── Records for this exercise

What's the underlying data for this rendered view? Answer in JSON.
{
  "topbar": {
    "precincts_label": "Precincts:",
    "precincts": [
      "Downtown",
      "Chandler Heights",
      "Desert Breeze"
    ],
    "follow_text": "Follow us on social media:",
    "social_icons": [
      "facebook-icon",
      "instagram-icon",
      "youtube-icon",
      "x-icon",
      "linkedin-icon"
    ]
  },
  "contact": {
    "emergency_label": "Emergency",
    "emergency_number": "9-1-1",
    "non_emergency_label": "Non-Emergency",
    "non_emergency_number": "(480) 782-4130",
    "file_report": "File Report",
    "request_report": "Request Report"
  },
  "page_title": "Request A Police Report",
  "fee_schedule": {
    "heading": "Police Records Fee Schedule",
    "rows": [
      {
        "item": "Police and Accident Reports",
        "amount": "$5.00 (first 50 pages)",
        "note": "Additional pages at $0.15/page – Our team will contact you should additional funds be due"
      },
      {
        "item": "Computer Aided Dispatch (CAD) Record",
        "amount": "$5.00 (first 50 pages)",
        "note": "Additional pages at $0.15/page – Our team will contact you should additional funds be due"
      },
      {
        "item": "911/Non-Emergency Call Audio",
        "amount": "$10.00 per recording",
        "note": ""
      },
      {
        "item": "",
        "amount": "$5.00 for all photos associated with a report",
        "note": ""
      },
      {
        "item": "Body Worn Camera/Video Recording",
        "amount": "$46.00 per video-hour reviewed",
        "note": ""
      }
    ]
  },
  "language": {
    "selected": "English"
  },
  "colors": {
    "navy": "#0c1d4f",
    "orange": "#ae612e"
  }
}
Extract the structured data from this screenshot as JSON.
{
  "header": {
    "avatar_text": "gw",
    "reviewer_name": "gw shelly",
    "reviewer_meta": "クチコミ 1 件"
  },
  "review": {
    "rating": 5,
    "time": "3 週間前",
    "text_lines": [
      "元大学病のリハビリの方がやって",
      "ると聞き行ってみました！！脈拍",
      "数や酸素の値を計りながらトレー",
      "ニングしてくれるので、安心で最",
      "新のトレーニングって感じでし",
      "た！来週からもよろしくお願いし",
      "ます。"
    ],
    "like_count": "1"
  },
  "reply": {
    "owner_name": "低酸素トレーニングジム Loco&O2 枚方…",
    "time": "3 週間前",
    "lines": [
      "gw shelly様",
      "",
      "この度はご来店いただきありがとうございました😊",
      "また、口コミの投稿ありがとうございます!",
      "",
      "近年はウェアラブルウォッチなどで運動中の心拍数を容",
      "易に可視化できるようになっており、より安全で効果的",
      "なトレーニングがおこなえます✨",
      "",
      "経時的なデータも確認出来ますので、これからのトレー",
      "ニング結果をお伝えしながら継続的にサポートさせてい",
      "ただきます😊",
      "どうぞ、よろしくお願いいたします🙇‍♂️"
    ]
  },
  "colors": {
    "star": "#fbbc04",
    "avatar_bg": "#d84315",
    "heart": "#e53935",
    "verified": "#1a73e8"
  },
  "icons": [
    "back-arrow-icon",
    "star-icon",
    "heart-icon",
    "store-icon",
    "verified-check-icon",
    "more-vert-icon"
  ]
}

────

| Problem statement |
What is the number of lines in this listing that contain the word "verified"? Answer with that number and nothing else.

| Answer to this exercise |
2